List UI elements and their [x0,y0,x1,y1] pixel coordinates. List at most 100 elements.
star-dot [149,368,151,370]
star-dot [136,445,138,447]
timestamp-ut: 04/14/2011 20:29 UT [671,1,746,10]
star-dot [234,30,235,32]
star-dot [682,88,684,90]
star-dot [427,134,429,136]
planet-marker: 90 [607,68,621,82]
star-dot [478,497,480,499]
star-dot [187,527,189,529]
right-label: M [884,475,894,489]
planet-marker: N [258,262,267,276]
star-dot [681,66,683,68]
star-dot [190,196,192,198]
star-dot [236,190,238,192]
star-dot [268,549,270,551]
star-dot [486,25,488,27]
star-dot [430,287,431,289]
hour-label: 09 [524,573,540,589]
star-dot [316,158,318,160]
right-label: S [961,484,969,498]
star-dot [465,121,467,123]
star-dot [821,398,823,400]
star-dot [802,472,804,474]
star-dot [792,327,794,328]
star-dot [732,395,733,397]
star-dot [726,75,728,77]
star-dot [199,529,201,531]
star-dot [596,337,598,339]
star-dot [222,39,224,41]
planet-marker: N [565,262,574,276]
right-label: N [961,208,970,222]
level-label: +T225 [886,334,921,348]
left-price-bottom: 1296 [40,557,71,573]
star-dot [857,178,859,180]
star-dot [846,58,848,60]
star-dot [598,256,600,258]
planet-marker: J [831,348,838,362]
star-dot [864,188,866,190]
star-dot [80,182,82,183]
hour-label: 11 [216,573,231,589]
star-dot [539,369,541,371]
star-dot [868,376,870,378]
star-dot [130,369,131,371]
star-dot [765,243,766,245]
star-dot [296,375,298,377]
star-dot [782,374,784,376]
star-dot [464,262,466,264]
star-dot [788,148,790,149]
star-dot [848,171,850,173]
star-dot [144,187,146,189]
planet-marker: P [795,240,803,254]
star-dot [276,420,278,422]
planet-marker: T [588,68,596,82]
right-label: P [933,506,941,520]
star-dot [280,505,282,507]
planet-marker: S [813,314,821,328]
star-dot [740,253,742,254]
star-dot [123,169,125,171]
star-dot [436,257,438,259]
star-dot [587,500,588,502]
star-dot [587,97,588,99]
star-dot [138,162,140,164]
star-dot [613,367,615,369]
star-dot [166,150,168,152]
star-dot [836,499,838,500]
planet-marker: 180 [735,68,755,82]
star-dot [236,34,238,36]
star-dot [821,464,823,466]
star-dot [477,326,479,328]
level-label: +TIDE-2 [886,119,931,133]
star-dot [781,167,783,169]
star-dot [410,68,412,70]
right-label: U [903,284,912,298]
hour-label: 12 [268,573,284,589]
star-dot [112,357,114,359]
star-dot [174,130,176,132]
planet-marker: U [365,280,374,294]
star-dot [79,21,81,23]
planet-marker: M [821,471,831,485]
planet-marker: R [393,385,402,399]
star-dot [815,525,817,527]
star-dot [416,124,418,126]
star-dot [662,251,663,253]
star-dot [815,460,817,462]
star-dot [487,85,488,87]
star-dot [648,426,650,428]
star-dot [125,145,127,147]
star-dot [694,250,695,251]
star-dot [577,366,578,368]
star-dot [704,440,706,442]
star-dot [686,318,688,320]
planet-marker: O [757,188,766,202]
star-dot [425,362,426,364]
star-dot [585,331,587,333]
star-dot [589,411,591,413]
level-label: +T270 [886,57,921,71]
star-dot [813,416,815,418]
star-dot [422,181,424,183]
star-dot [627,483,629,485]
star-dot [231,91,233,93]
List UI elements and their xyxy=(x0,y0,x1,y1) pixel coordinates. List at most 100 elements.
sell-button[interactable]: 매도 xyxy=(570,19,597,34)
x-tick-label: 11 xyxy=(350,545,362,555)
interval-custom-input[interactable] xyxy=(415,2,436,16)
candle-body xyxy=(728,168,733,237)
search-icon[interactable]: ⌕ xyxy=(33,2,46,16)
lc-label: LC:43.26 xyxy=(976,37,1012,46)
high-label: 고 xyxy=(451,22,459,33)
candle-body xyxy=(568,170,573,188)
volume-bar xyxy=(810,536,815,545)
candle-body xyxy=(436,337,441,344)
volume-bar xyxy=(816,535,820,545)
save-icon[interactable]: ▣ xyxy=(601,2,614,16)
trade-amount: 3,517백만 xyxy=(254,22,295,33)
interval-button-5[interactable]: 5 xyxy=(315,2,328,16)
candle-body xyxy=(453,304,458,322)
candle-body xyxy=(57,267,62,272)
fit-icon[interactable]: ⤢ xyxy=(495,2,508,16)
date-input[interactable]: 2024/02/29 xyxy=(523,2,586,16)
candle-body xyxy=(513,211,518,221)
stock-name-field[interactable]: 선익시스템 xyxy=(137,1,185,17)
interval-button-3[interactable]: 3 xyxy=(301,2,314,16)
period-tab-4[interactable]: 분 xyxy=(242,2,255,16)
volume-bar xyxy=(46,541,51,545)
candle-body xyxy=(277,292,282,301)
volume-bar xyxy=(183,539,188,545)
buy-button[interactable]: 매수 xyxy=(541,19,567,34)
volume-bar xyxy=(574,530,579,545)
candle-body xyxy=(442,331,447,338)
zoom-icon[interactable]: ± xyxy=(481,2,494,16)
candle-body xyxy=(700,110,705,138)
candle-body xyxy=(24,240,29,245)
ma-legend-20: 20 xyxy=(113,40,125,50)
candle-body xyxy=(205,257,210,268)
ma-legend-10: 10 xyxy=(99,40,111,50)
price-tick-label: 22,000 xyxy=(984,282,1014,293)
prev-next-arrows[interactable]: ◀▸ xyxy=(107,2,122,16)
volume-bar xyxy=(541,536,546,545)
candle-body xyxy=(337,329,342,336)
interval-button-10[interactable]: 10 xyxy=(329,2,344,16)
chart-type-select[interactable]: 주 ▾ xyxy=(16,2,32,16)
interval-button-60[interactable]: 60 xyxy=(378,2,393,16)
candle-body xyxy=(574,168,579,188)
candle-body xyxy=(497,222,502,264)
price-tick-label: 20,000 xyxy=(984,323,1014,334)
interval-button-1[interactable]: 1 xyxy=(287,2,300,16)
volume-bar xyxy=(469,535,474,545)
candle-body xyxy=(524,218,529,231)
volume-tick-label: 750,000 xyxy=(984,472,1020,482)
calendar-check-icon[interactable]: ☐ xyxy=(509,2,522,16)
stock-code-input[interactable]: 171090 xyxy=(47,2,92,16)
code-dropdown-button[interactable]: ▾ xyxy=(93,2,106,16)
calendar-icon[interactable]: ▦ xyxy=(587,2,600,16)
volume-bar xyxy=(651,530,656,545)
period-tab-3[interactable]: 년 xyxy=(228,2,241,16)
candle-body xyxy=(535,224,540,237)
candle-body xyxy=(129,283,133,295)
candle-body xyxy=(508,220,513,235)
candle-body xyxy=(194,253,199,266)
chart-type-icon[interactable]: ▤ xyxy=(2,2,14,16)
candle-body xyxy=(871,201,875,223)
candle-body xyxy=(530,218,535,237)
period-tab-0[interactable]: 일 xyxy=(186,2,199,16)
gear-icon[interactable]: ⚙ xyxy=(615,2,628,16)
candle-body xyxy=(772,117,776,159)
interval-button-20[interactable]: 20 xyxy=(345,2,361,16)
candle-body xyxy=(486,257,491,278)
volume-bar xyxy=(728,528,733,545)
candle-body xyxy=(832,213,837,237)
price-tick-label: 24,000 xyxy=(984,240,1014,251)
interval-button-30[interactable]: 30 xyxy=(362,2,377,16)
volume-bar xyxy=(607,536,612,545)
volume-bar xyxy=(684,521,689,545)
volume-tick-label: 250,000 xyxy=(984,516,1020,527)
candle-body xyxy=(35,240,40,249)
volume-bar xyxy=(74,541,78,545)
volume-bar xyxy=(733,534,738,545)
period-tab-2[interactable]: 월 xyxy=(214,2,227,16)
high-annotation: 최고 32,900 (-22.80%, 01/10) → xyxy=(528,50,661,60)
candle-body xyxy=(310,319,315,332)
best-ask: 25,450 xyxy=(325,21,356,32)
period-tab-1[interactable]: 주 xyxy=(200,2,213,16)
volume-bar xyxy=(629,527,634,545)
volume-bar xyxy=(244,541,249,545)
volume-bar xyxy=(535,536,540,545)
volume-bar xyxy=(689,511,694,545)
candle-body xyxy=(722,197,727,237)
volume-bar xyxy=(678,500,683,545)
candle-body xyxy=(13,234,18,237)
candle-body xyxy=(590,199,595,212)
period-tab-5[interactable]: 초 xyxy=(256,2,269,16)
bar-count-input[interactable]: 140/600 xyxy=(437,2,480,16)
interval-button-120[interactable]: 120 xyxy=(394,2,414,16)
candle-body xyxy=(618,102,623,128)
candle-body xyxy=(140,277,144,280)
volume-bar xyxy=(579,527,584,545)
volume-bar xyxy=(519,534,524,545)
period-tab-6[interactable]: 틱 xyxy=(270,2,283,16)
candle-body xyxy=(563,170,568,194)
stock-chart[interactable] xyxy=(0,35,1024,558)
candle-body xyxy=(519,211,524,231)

● ● ●

The exercise |
Return, verbatim, the lines of the material from its first line through the line that contains "star-dot [478,497,480,499]", including both of these lines.

Worked solution |
List UI elements and their [x0,y0,x1,y1] pixel coordinates. List at most 100 elements.
star-dot [149,368,151,370]
star-dot [136,445,138,447]
timestamp-ut: 04/14/2011 20:29 UT [671,1,746,10]
star-dot [234,30,235,32]
star-dot [682,88,684,90]
star-dot [427,134,429,136]
planet-marker: 90 [607,68,621,82]
star-dot [478,497,480,499]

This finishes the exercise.